** Start **

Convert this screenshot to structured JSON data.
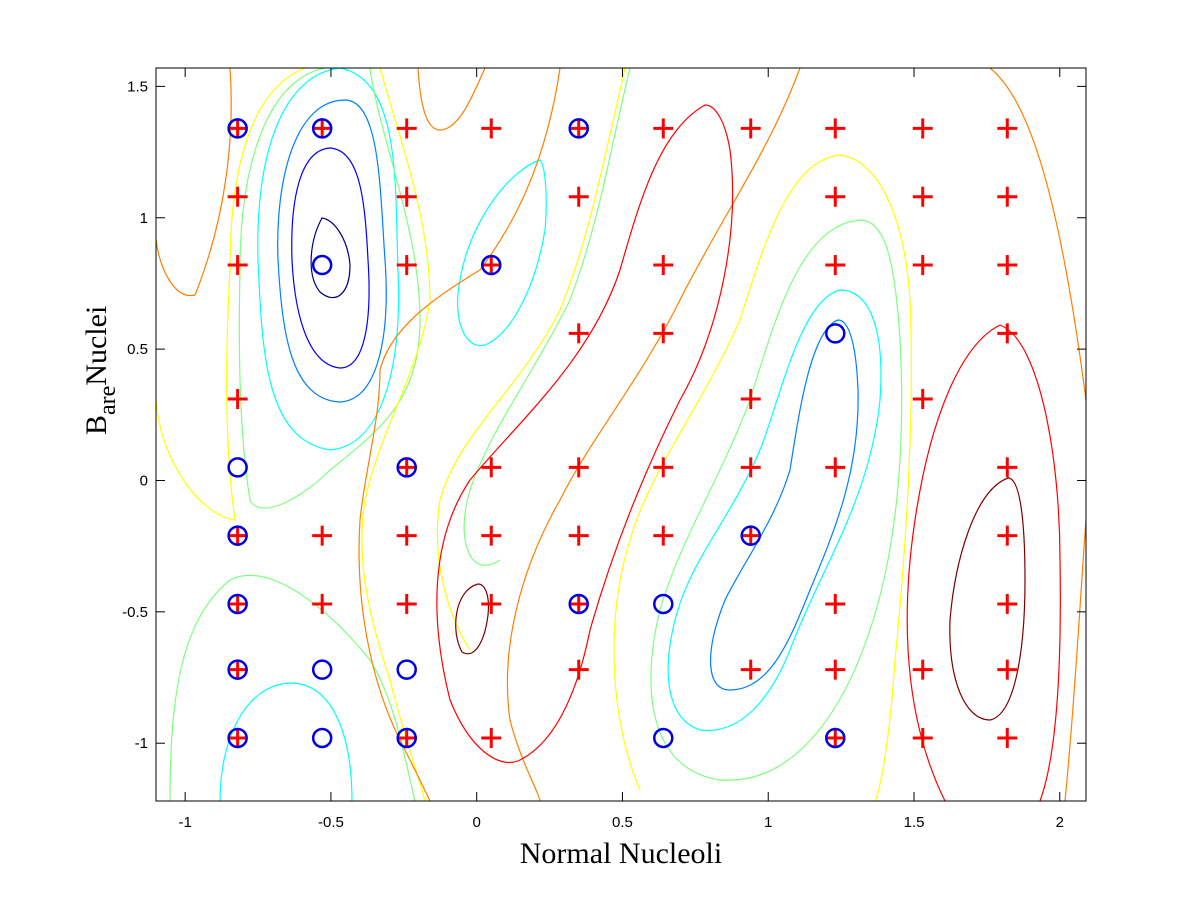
{
  "chart_data": {
    "type": "contour",
    "xlabel": "Normal Nucleoli",
    "ylabel": {
      "main": "B",
      "sub": "are",
      "rest": "Nuclei"
    },
    "xlim": [
      -1.1,
      2.09
    ],
    "ylim": [
      -1.22,
      1.57
    ],
    "x_ticks": [
      -1,
      -0.5,
      0,
      0.5,
      1,
      1.5,
      2
    ],
    "x_tick_labels": [
      "-1",
      "-0.5",
      "0",
      "0.5",
      "1",
      "1.5",
      "2"
    ],
    "y_ticks": [
      -1,
      -0.5,
      0,
      0.5,
      1,
      1.5
    ],
    "y_tick_labels": [
      "-1",
      "-0.5",
      "0",
      "0.5",
      "1",
      "1.5"
    ],
    "grid": false,
    "colors": {
      "plus": "#ff0000",
      "circle": "#0000e6",
      "contours": [
        "#00007f",
        "#0000ff",
        "#007fff",
        "#00ffff",
        "#7fff7f",
        "#ffff00",
        "#ff7f00",
        "#ff0000",
        "#7f0000"
      ]
    },
    "series": [
      {
        "marker": "plus",
        "points": [
          [
            -0.82,
            1.34
          ],
          [
            -0.53,
            1.34
          ],
          [
            -0.24,
            1.34
          ],
          [
            0.05,
            1.34
          ],
          [
            0.35,
            1.34
          ],
          [
            0.64,
            1.34
          ],
          [
            0.94,
            1.34
          ],
          [
            1.23,
            1.34
          ],
          [
            1.53,
            1.34
          ],
          [
            1.82,
            1.34
          ],
          [
            -0.82,
            1.08
          ],
          [
            -0.24,
            1.08
          ],
          [
            0.35,
            1.08
          ],
          [
            1.23,
            1.08
          ],
          [
            1.53,
            1.08
          ],
          [
            1.82,
            1.08
          ],
          [
            -0.82,
            0.82
          ],
          [
            -0.24,
            0.82
          ],
          [
            0.05,
            0.82
          ],
          [
            0.64,
            0.82
          ],
          [
            1.23,
            0.82
          ],
          [
            1.53,
            0.82
          ],
          [
            1.82,
            0.82
          ],
          [
            0.35,
            0.56
          ],
          [
            0.64,
            0.56
          ],
          [
            1.82,
            0.56
          ],
          [
            -0.82,
            0.31
          ],
          [
            0.94,
            0.31
          ],
          [
            1.53,
            0.31
          ],
          [
            -0.24,
            0.05
          ],
          [
            0.05,
            0.05
          ],
          [
            0.35,
            0.05
          ],
          [
            0.64,
            0.05
          ],
          [
            0.94,
            0.05
          ],
          [
            1.23,
            0.05
          ],
          [
            1.82,
            0.05
          ],
          [
            -0.82,
            -0.21
          ],
          [
            -0.53,
            -0.21
          ],
          [
            -0.24,
            -0.21
          ],
          [
            0.05,
            -0.21
          ],
          [
            0.35,
            -0.21
          ],
          [
            0.64,
            -0.21
          ],
          [
            0.94,
            -0.21
          ],
          [
            1.82,
            -0.21
          ],
          [
            -0.82,
            -0.47
          ],
          [
            -0.53,
            -0.47
          ],
          [
            -0.24,
            -0.47
          ],
          [
            0.05,
            -0.47
          ],
          [
            0.35,
            -0.47
          ],
          [
            1.23,
            -0.47
          ],
          [
            1.82,
            -0.47
          ],
          [
            -0.82,
            -0.72
          ],
          [
            0.35,
            -0.72
          ],
          [
            0.94,
            -0.72
          ],
          [
            1.23,
            -0.72
          ],
          [
            1.53,
            -0.72
          ],
          [
            1.82,
            -0.72
          ],
          [
            -0.82,
            -0.98
          ],
          [
            -0.24,
            -0.98
          ],
          [
            0.05,
            -0.98
          ],
          [
            1.23,
            -0.98
          ],
          [
            1.53,
            -0.98
          ],
          [
            1.82,
            -0.98
          ]
        ]
      },
      {
        "marker": "circle",
        "points": [
          [
            -0.82,
            1.34
          ],
          [
            -0.53,
            1.34
          ],
          [
            0.35,
            1.34
          ],
          [
            -0.53,
            0.82
          ],
          [
            0.05,
            0.82
          ],
          [
            1.23,
            0.56
          ],
          [
            -0.82,
            0.05
          ],
          [
            -0.24,
            0.05
          ],
          [
            -0.82,
            -0.21
          ],
          [
            0.94,
            -0.21
          ],
          [
            -0.82,
            -0.47
          ],
          [
            0.35,
            -0.47
          ],
          [
            0.64,
            -0.47
          ],
          [
            -0.82,
            -0.72
          ],
          [
            -0.53,
            -0.72
          ],
          [
            -0.24,
            -0.72
          ],
          [
            -0.82,
            -0.98
          ],
          [
            -0.53,
            -0.98
          ],
          [
            -0.24,
            -0.98
          ],
          [
            0.64,
            -0.98
          ],
          [
            1.23,
            -0.98
          ]
        ]
      }
    ]
  }
}
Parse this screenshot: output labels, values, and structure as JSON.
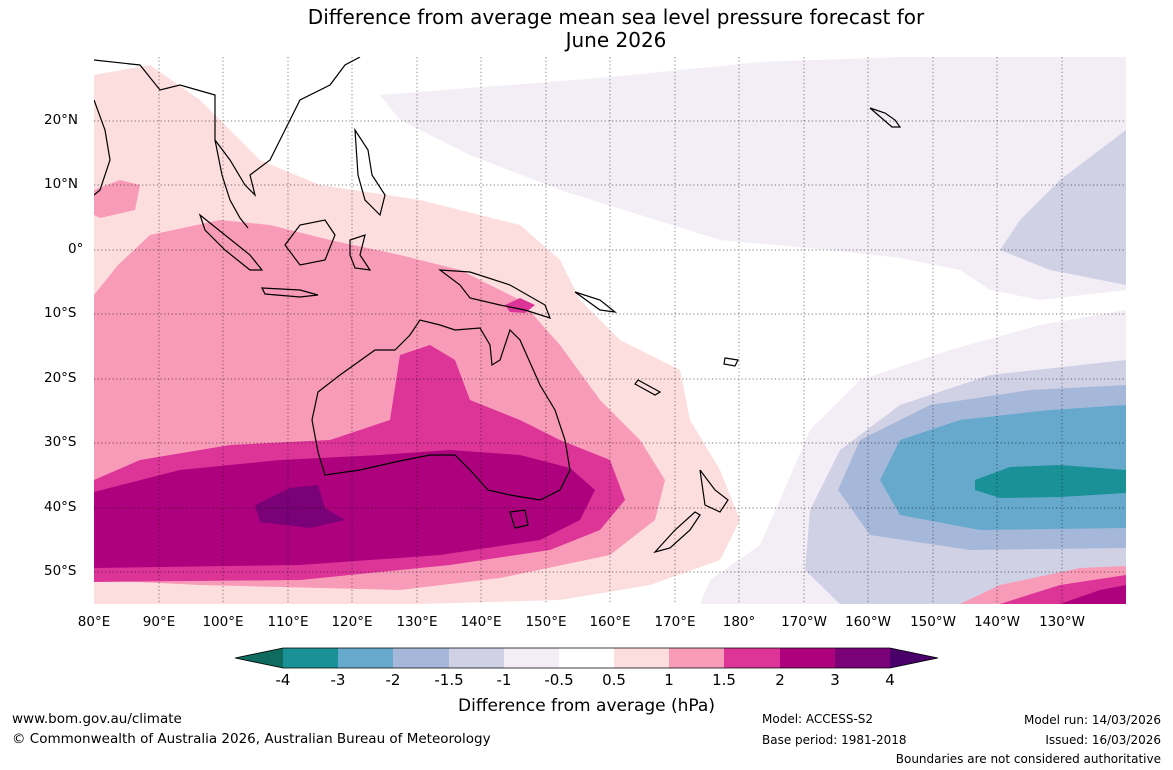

** End **

TASK PROMPT: Without including any pictures, please restate all the records exactly.

FINAL ANSWER:
Convert this screenshot to structured JSON data.
{
  "chart_data": {
    "type": "contour",
    "xlabel": "Normal Nucleoli",
    "ylabel": {
      "main": "B",
      "sub": "are",
      "rest": "Nuclei"
    },
    "xlim": [
      -1.1,
      2.09
    ],
    "ylim": [
      -1.22,
      1.57
    ],
    "x_ticks": [
      -1,
      -0.5,
      0,
      0.5,
      1,
      1.5,
      2
    ],
    "x_tick_labels": [
      "-1",
      "-0.5",
      "0",
      "0.5",
      "1",
      "1.5",
      "2"
    ],
    "y_ticks": [
      -1,
      -0.5,
      0,
      0.5,
      1,
      1.5
    ],
    "y_tick_labels": [
      "-1",
      "-0.5",
      "0",
      "0.5",
      "1",
      "1.5"
    ],
    "grid": false,
    "colors": {
      "plus": "#ff0000",
      "circle": "#0000e6",
      "contours": [
        "#00007f",
        "#0000ff",
        "#007fff",
        "#00ffff",
        "#7fff7f",
        "#ffff00",
        "#ff7f00",
        "#ff0000",
        "#7f0000"
      ]
    },
    "series": [
      {
        "marker": "plus",
        "points": [
          [
            -0.82,
            1.34
          ],
          [
            -0.53,
            1.34
          ],
          [
            -0.24,
            1.34
          ],
          [
            0.05,
            1.34
          ],
          [
            0.35,
            1.34
          ],
          [
            0.64,
            1.34
          ],
          [
            0.94,
            1.34
          ],
          [
            1.23,
            1.34
          ],
          [
            1.53,
            1.34
          ],
          [
            1.82,
            1.34
          ],
          [
            -0.82,
            1.08
          ],
          [
            -0.24,
            1.08
          ],
          [
            0.35,
            1.08
          ],
          [
            1.23,
            1.08
          ],
          [
            1.53,
            1.08
          ],
          [
            1.82,
            1.08
          ],
          [
            -0.82,
            0.82
          ],
          [
            -0.24,
            0.82
          ],
          [
            0.05,
            0.82
          ],
          [
            0.64,
            0.82
          ],
          [
            1.23,
            0.82
          ],
          [
            1.53,
            0.82
          ],
          [
            1.82,
            0.82
          ],
          [
            0.35,
            0.56
          ],
          [
            0.64,
            0.56
          ],
          [
            1.82,
            0.56
          ],
          [
            -0.82,
            0.31
          ],
          [
            0.94,
            0.31
          ],
          [
            1.53,
            0.31
          ],
          [
            -0.24,
            0.05
          ],
          [
            0.05,
            0.05
          ],
          [
            0.35,
            0.05
          ],
          [
            0.64,
            0.05
          ],
          [
            0.94,
            0.05
          ],
          [
            1.23,
            0.05
          ],
          [
            1.82,
            0.05
          ],
          [
            -0.82,
            -0.21
          ],
          [
            -0.53,
            -0.21
          ],
          [
            -0.24,
            -0.21
          ],
          [
            0.05,
            -0.21
          ],
          [
            0.35,
            -0.21
          ],
          [
            0.64,
            -0.21
          ],
          [
            0.94,
            -0.21
          ],
          [
            1.82,
            -0.21
          ],
          [
            -0.82,
            -0.47
          ],
          [
            -0.53,
            -0.47
          ],
          [
            -0.24,
            -0.47
          ],
          [
            0.05,
            -0.47
          ],
          [
            0.35,
            -0.47
          ],
          [
            1.23,
            -0.47
          ],
          [
            1.82,
            -0.47
          ],
          [
            -0.82,
            -0.72
          ],
          [
            0.35,
            -0.72
          ],
          [
            0.94,
            -0.72
          ],
          [
            1.23,
            -0.72
          ],
          [
            1.53,
            -0.72
          ],
          [
            1.82,
            -0.72
          ],
          [
            -0.82,
            -0.98
          ],
          [
            -0.24,
            -0.98
          ],
          [
            0.05,
            -0.98
          ],
          [
            1.23,
            -0.98
          ],
          [
            1.53,
            -0.98
          ],
          [
            1.82,
            -0.98
          ]
        ]
      },
      {
        "marker": "circle",
        "points": [
          [
            -0.82,
            1.34
          ],
          [
            -0.53,
            1.34
          ],
          [
            0.35,
            1.34
          ],
          [
            -0.53,
            0.82
          ],
          [
            0.05,
            0.82
          ],
          [
            1.23,
            0.56
          ],
          [
            -0.82,
            0.05
          ],
          [
            -0.24,
            0.05
          ],
          [
            -0.82,
            -0.21
          ],
          [
            0.94,
            -0.21
          ],
          [
            -0.82,
            -0.47
          ],
          [
            0.35,
            -0.47
          ],
          [
            0.64,
            -0.47
          ],
          [
            -0.82,
            -0.72
          ],
          [
            -0.53,
            -0.72
          ],
          [
            -0.24,
            -0.72
          ],
          [
            -0.82,
            -0.98
          ],
          [
            -0.53,
            -0.98
          ],
          [
            -0.24,
            -0.98
          ],
          [
            0.64,
            -0.98
          ],
          [
            1.23,
            -0.98
          ]
        ]
      }
    ]
  }
}
Parse this screenshot: output labels, values, and structure as JSON.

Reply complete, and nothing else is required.